## Task description
Reproduce each of the lines word for word.

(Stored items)
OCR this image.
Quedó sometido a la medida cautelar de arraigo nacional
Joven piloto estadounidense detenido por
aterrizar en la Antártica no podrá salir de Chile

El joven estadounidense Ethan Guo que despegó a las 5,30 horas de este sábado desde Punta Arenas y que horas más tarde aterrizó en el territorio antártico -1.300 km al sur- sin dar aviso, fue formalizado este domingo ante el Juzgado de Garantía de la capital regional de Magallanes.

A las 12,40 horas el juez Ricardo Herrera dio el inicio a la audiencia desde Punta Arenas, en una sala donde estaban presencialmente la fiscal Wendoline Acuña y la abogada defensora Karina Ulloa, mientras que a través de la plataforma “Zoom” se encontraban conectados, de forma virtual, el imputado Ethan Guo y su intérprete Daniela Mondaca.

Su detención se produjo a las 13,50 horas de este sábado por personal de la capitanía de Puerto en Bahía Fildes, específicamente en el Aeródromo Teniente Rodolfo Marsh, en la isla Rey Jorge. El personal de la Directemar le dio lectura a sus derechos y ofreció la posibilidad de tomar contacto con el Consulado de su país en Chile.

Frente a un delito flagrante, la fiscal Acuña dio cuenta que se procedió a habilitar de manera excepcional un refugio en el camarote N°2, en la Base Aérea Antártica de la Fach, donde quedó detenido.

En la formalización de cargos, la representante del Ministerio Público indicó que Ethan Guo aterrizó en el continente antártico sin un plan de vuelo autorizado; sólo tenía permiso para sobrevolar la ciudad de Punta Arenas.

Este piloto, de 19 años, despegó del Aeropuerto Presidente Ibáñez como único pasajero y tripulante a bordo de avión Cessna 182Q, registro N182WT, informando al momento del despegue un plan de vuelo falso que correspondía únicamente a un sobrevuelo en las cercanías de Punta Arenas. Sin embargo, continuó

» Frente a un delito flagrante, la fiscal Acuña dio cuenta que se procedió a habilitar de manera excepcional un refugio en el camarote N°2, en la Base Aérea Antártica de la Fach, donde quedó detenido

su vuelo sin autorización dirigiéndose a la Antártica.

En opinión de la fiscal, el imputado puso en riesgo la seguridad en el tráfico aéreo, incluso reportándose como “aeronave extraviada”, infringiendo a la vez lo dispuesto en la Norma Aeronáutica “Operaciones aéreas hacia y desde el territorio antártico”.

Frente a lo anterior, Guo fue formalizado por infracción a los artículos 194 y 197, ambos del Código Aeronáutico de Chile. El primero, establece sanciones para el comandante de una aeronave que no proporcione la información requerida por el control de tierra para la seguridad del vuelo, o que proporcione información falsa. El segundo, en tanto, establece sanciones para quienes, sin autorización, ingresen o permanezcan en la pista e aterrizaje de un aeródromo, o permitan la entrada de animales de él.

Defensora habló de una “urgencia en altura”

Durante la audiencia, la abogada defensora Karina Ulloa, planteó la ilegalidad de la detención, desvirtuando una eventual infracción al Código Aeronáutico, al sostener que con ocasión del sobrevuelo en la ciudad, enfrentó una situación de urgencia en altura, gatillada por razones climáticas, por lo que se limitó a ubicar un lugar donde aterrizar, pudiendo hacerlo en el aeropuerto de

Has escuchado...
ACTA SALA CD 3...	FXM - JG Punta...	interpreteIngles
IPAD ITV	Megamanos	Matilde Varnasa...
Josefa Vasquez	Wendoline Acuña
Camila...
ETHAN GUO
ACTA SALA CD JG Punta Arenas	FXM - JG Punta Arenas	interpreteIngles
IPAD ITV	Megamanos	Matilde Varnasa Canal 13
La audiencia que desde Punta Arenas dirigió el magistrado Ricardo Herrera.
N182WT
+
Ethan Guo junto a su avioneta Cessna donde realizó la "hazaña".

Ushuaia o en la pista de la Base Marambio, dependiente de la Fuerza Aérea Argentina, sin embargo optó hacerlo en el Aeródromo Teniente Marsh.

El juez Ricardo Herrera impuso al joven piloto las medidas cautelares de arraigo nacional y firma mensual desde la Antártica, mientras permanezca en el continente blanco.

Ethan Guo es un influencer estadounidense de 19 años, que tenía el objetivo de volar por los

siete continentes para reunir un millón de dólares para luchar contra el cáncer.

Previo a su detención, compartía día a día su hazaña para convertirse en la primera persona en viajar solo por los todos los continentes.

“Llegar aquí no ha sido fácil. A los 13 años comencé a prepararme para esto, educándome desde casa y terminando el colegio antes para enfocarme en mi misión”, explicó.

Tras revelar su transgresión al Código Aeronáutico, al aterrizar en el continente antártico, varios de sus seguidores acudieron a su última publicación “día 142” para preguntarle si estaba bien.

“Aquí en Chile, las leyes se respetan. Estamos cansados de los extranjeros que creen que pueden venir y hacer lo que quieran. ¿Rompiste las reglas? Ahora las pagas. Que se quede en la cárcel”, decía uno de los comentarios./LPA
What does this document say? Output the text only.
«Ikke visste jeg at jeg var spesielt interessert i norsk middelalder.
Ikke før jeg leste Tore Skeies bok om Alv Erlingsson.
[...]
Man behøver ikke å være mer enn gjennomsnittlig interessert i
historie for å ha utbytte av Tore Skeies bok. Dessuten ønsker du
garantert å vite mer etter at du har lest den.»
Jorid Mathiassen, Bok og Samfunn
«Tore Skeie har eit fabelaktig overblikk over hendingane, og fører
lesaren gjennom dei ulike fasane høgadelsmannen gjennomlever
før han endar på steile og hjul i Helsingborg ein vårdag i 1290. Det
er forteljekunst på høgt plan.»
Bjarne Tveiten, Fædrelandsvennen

## Result
OCR this image.
Quedó sometido a la medida cautelar de arraigo nacional
Joven piloto estadounidense detenido por
aterrizar en la Antártica no podrá salir de Chile

El joven estadounidense Ethan Guo que despegó a las 5,30 horas de este sábado desde Punta Arenas y que horas más tarde aterrizó en el territorio antártico -1.300 km al sur- sin dar aviso, fue formalizado este domingo ante el Juzgado de Garantía de la capital regional de Magallanes.

A las 12,40 horas el juez Ricardo Herrera dio el inicio a la audiencia desde Punta Arenas, en una sala donde estaban presencialmente la fiscal Wendoline Acuña y la abogada defensora Karina Ulloa, mientras que a través de la plataforma “Zoom” se encontraban conectados, de forma virtual, el imputado Ethan Guo y su intérprete Daniela Mondaca.

Su detención se produjo a las 13,50 horas de este sábado por personal de la capitanía de Puerto en Bahía Fildes, específicamente en el Aeródromo Teniente Rodolfo Marsh, en la isla Rey Jorge. El personal de la Directemar le dio lectura a sus derechos y ofreció la posibilidad de tomar contacto con el Consulado de su país en Chile.

Frente a un delito flagrante, la fiscal Acuña dio cuenta que se procedió a habilitar de manera excepcional un refugio en el camarote N°2, en la Base Aérea Antártica de la Fach, donde quedó detenido.

En la formalización de cargos, la representante del Ministerio Público indicó que Ethan Guo aterrizó en el continente antártico sin un plan de vuelo autorizado; sólo tenía permiso para sobrevolar la ciudad de Punta Arenas.

Este piloto, de 19 años, despegó del Aeropuerto Presidente Ibáñez como único pasajero y tripulante a bordo de avión Cessna 182Q, registro N182WT, informando al momento del despegue un plan de vuelo falso que correspondía únicamente a un sobrevuelo en las cercanías de Punta Arenas. Sin embargo, continuó

» Frente a un delito flagrante, la fiscal Acuña dio cuenta que se procedió a habilitar de manera excepcional un refugio en el camarote N°2, en la Base Aérea Antártica de la Fach, donde quedó detenido

su vuelo sin autorización dirigiéndose a la Antártica.

En opinión de la fiscal, el imputado puso en riesgo la seguridad en el tráfico aéreo, incluso reportándose como “aeronave extraviada”, infringiendo a la vez lo dispuesto en la Norma Aeronáutica “Operaciones aéreas hacia y desde el territorio antártico”.

Frente a lo anterior, Guo fue formalizado por infracción a los artículos 194 y 197, ambos del Código Aeronáutico de Chile. El primero, establece sanciones para el comandante de una aeronave que no proporcione la información requerida por el control de tierra para la seguridad del vuelo, o que proporcione información falsa. El segundo, en tanto, establece sanciones para quienes, sin autorización, ingresen o permanezcan en la pista e aterrizaje de un aeródromo, o permitan la entrada de animales de él.

Defensora habló de una “urgencia en altura”

Durante la audiencia, la abogada defensora Karina Ulloa, planteó la ilegalidad de la detención, desvirtuando una eventual infracción al Código Aeronáutico, al sostener que con ocasión del sobrevuelo en la ciudad, enfrentó una situación de urgencia en altura, gatillada por razones climáticas, por lo que se limitó a ubicar un lugar donde aterrizar, pudiendo hacerlo en el aeropuerto de

Has escuchado...
ACTA SALA CD 3...	FXM - JG Punta...	interpreteIngles
IPAD ITV	Megamanos	Matilde Varnasa...
Josefa Vasquez	Wendoline Acuña
Camila...
ETHAN GUO
ACTA SALA CD JG Punta Arenas	FXM - JG Punta Arenas	interpreteIngles
IPAD ITV	Megamanos	Matilde Varnasa Canal 13
La audiencia que desde Punta Arenas dirigió el magistrado Ricardo Herrera.
N182WT
+
Ethan Guo junto a su avioneta Cessna donde realizó la "hazaña".

Ushuaia o en la pista de la Base Marambio, dependiente de la Fuerza Aérea Argentina, sin embargo optó hacerlo en el Aeródromo Teniente Marsh.

El juez Ricardo Herrera impuso al joven piloto las medidas cautelares de arraigo nacional y firma mensual desde la Antártica, mientras permanezca en el continente blanco.

Ethan Guo es un influencer estadounidense de 19 años, que tenía el objetivo de volar por los

siete continentes para reunir un millón de dólares para luchar contra el cáncer.

Previo a su detención, compartía día a día su hazaña para convertirse en la primera persona en viajar solo por los todos los continentes.

“Llegar aquí no ha sido fácil. A los 13 años comencé a prepararme para esto, educándome desde casa y terminando el colegio antes para enfocarme en mi misión”, explicó.

Tras revelar su transgresión al Código Aeronáutico, al aterrizar en el continente antártico, varios de sus seguidores acudieron a su última publicación “día 142” para preguntarle si estaba bien.

“Aquí en Chile, las leyes se respetan. Estamos cansados de los extranjeros que creen que pueden venir y hacer lo que quieran. ¿Rompiste las reglas? Ahora las pagas. Que se quede en la cárcel”, decía uno de los comentarios./LPA
What does this document say? Output the text only.
«Ikke visste jeg at jeg var spesielt interessert i norsk middelalder.
Ikke før jeg leste Tore Skeies bok om Alv Erlingsson.
[...]
Man behøver ikke å være mer enn gjennomsnittlig interessert i
historie for å ha utbytte av Tore Skeies bok. Dessuten ønsker du
garantert å vite mer etter at du har lest den.»
Jorid Mathiassen, Bok og Samfunn
«Tore Skeie har eit fabelaktig overblikk over hendingane, og fører
lesaren gjennom dei ulike fasane høgadelsmannen gjennomlever
før han endar på steile og hjul i Helsingborg ein vårdag i 1290. Det
er forteljekunst på høgt plan.»
Bjarne Tveiten, Fædrelandsvennen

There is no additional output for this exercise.